» WHAT THE EXERCISE ASKS: The records below must be retyped exactly.

──────── AVAILABLE DATA ────────

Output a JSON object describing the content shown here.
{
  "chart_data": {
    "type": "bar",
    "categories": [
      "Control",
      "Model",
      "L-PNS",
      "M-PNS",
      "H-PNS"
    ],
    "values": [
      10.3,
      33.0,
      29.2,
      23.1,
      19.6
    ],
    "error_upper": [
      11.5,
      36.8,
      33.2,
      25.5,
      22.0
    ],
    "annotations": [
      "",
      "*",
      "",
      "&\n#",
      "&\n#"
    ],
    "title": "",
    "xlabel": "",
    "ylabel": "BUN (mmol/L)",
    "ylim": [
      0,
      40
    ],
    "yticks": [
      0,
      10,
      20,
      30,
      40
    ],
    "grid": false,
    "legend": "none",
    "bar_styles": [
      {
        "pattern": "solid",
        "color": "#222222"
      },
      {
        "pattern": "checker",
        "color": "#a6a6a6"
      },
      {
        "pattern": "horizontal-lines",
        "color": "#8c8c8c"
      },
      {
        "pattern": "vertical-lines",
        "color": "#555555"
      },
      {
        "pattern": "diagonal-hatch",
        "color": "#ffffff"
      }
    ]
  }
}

────────

» EXERCISE RESPONSE:
Output a JSON object describing the content shown here.
{
  "chart_data": {
    "type": "bar",
    "categories": [
      "Control",
      "Model",
      "L-PNS",
      "M-PNS",
      "H-PNS"
    ],
    "values": [
      10.3,
      33.0,
      29.2,
      23.1,
      19.6
    ],
    "error_upper": [
      11.5,
      36.8,
      33.2,
      25.5,
      22.0
    ],
    "annotations": [
      "",
      "*",
      "",
      "&\n#",
      "&\n#"
    ],
    "title": "",
    "xlabel": "",
    "ylabel": "BUN (mmol/L)",
    "ylim": [
      0,
      40
    ],
    "yticks": [
      0,
      10,
      20,
      30,
      40
    ],
    "grid": false,
    "legend": "none",
    "bar_styles": [
      {
        "pattern": "solid",
        "color": "#222222"
      },
      {
        "pattern": "checker",
        "color": "#a6a6a6"
      },
      {
        "pattern": "horizontal-lines",
        "color": "#8c8c8c"
      },
      {
        "pattern": "vertical-lines",
        "color": "#555555"
      },
      {
        "pattern": "diagonal-hatch",
        "color": "#ffffff"
      }
    ]
  }
}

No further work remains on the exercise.